[Extracted records]
★ ★ ★ ★ ★ ★ ★

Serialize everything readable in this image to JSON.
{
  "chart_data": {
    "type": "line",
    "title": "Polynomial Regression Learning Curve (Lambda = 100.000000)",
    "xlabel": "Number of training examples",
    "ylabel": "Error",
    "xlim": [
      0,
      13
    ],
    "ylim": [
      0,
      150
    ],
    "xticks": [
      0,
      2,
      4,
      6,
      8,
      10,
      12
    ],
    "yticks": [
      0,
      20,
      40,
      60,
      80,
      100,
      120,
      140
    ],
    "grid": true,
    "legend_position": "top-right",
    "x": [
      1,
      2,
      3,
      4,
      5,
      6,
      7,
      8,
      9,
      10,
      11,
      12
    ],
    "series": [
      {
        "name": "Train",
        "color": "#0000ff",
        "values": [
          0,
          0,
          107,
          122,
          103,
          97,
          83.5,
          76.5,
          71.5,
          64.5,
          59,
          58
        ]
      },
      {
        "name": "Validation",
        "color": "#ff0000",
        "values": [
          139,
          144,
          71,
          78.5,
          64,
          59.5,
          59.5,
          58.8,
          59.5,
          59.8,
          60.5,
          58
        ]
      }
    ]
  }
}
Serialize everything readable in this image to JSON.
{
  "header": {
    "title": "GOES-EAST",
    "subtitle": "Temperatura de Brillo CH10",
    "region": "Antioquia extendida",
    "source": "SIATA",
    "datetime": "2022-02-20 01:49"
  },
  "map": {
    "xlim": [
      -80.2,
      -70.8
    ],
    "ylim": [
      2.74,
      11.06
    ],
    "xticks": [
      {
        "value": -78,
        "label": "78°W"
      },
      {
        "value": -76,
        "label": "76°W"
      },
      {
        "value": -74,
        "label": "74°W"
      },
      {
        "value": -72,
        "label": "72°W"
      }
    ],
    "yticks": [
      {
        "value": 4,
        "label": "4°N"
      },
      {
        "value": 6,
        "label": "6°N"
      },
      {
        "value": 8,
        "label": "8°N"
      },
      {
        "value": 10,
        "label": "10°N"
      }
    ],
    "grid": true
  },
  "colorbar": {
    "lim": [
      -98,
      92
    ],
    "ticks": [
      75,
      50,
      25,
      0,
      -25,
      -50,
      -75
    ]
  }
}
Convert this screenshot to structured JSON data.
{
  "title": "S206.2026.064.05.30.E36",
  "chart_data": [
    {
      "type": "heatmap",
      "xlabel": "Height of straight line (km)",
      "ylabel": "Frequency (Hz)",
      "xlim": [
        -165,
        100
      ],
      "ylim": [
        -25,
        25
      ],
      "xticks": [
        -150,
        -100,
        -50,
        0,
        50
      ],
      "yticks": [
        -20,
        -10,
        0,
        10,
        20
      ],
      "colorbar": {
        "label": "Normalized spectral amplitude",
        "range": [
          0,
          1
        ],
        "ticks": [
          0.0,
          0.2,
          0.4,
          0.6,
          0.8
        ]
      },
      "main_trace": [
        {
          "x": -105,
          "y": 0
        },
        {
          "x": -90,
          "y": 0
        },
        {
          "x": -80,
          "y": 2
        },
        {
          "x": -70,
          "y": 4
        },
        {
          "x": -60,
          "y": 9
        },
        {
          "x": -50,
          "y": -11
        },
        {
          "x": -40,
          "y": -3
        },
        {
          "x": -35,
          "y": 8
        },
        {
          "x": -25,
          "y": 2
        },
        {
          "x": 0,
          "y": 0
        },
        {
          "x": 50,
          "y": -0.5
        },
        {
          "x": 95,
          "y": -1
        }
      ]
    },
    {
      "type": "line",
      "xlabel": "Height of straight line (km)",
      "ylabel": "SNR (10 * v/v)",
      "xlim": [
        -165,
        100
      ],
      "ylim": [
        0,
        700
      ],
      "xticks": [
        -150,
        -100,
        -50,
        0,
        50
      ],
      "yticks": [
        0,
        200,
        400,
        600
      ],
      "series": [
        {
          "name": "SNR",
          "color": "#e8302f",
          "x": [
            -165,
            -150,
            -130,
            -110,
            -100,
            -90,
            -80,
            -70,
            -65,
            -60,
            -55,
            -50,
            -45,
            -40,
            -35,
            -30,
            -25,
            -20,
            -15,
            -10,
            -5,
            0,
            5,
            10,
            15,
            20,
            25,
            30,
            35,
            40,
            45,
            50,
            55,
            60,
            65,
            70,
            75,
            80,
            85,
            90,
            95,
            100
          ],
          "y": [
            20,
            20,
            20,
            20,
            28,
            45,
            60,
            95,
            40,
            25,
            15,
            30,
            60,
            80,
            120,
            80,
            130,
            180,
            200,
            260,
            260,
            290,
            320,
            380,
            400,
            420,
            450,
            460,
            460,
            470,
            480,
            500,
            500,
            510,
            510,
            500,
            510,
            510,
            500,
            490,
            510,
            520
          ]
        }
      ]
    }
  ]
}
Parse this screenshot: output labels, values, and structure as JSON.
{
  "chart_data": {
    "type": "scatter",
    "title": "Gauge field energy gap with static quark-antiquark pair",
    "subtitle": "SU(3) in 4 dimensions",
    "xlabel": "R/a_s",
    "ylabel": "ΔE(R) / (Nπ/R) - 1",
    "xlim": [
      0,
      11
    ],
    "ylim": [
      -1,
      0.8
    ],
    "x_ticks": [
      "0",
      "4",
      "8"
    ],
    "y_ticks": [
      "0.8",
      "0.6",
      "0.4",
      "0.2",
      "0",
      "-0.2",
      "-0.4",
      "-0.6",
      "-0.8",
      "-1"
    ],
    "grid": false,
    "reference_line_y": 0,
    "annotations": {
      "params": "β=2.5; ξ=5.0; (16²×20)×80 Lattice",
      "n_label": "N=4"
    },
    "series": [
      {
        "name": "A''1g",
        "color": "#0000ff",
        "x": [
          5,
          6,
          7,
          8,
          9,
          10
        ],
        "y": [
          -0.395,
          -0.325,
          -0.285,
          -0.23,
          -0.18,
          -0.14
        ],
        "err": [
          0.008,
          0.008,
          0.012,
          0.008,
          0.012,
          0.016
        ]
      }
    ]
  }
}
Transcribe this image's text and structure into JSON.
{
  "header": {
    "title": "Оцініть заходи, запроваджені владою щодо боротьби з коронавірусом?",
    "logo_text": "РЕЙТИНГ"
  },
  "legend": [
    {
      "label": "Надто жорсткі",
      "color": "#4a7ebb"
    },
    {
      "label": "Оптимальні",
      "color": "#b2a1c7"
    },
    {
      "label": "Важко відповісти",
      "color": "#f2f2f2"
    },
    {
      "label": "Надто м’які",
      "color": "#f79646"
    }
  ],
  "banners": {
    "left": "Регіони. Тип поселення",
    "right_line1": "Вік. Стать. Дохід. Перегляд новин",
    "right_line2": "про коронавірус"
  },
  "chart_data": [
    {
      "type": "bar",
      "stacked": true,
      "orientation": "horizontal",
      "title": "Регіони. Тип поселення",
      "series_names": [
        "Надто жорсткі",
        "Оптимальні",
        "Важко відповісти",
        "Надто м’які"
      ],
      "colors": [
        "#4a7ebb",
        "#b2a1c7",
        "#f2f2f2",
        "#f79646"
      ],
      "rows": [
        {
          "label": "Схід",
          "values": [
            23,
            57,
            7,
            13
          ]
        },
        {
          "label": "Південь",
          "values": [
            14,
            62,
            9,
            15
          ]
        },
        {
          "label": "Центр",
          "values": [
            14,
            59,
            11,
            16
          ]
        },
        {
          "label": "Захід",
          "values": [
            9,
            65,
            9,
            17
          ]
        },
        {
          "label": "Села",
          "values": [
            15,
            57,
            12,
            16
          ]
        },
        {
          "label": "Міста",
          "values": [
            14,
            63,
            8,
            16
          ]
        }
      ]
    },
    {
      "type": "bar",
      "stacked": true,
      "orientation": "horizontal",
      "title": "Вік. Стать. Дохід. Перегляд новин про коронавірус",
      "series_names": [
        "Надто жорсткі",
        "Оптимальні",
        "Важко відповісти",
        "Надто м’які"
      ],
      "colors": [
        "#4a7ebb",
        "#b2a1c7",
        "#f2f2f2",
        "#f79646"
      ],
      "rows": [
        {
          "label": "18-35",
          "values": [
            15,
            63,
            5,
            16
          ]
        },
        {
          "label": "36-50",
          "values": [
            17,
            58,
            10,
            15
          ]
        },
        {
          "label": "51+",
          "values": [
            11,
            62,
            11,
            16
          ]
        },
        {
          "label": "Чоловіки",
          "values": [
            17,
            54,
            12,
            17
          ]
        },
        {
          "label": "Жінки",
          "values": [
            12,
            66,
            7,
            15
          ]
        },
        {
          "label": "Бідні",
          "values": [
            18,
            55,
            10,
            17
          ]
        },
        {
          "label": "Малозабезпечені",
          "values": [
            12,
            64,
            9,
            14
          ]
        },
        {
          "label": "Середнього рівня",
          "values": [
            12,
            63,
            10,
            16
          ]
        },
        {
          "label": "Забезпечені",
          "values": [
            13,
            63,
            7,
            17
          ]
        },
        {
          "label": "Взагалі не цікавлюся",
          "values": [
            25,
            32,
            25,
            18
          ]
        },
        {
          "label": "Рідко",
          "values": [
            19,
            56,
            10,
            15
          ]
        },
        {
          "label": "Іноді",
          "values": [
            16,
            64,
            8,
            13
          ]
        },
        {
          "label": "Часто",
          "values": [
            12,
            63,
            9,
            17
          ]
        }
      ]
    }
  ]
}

★ ★ ★ ★ ★ ★ ★

WORK REQUIRED
Using the listing above, gather each line that holds the string "Дохід" and copy it.

OUTPUT FOR THIS EXERCISE
    "right_line1": "Вік. Стать. Дохід. Перегляд новин",
      "title": "Вік. Стать. Дохід. Перегляд новин про коронавірус",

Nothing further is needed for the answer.